■ Records shown:
________________________________________

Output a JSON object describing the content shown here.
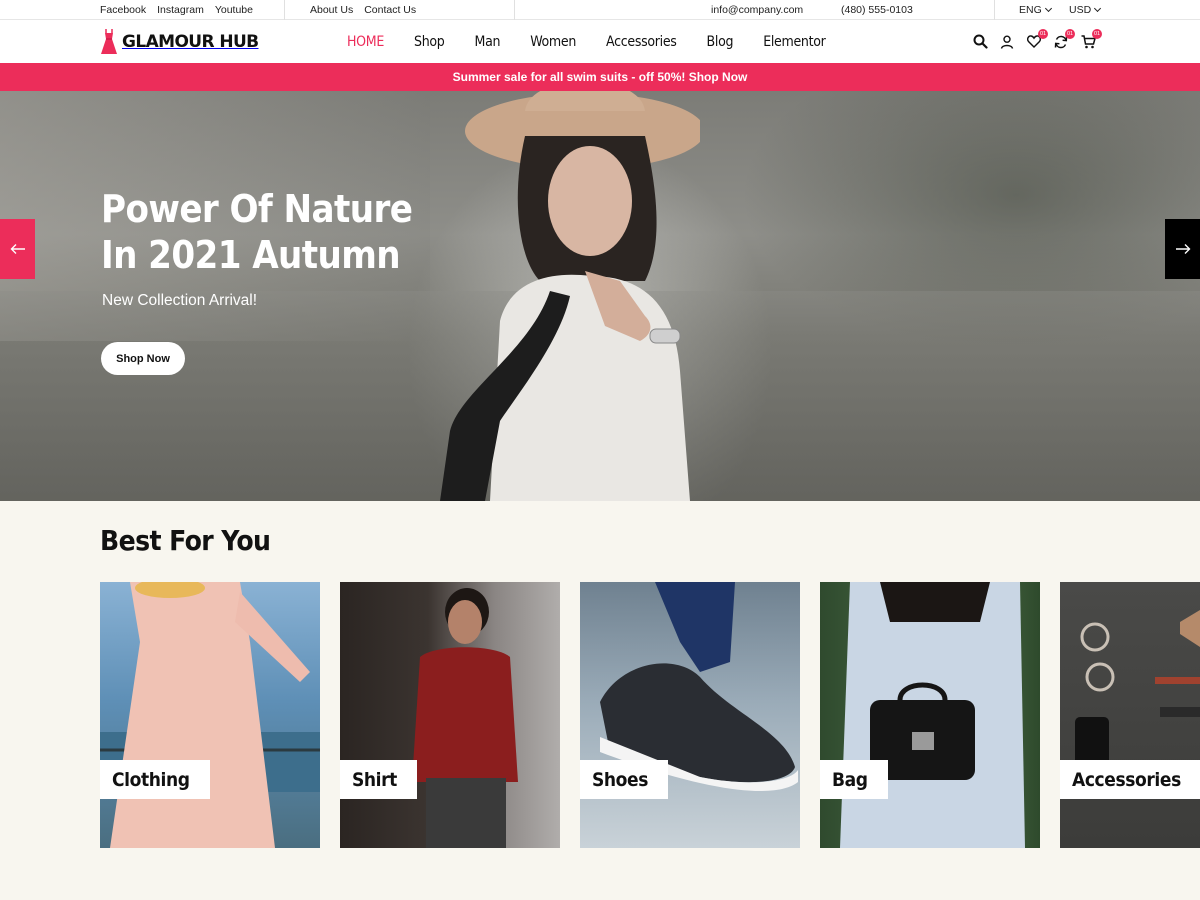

________________________________________

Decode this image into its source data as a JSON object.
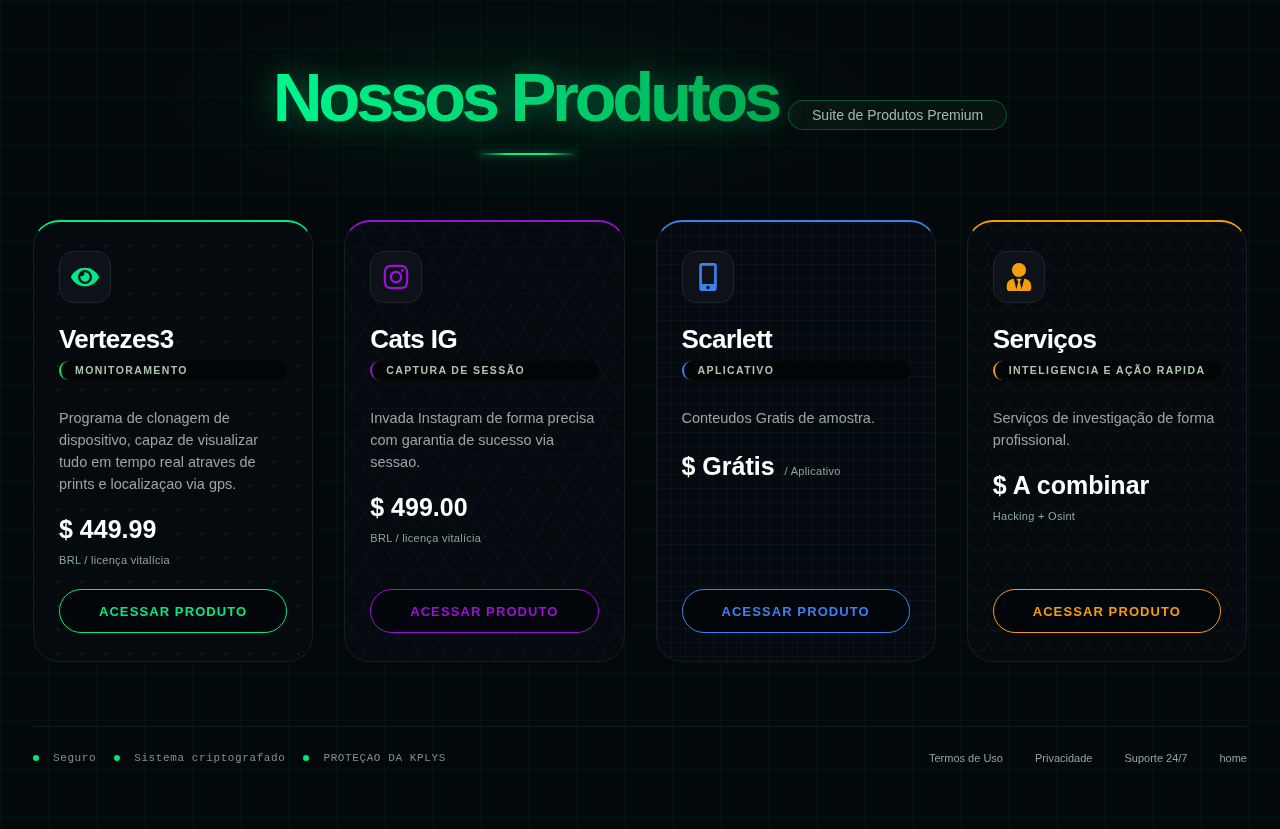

________________________________________

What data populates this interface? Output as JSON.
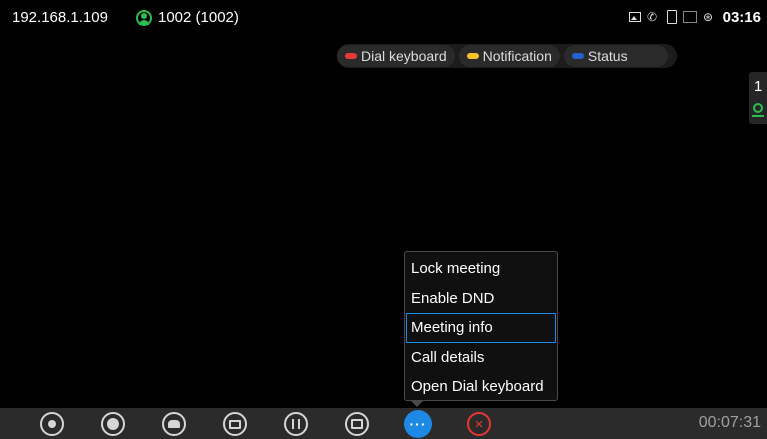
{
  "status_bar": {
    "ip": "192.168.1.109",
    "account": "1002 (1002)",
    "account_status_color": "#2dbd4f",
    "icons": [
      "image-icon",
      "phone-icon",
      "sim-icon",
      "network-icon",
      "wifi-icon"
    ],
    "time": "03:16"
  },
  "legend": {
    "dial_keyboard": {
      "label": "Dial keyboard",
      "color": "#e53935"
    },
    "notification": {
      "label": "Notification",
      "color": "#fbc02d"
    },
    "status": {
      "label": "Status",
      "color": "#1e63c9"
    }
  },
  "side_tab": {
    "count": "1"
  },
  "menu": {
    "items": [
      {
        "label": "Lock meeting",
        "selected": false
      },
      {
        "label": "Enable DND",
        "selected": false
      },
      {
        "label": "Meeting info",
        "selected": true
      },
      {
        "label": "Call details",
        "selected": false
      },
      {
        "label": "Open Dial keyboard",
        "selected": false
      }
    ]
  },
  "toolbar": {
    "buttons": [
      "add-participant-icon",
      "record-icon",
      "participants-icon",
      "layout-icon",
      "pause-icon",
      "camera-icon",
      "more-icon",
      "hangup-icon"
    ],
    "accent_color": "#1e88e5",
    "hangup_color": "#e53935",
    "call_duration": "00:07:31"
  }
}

________________________________________

■ Written problem:
Find each line holding the word "object" and copy it.

■ Problem solution:
Output a JSON object describing the content shown here.
Decode this image into its source data as a JSON object.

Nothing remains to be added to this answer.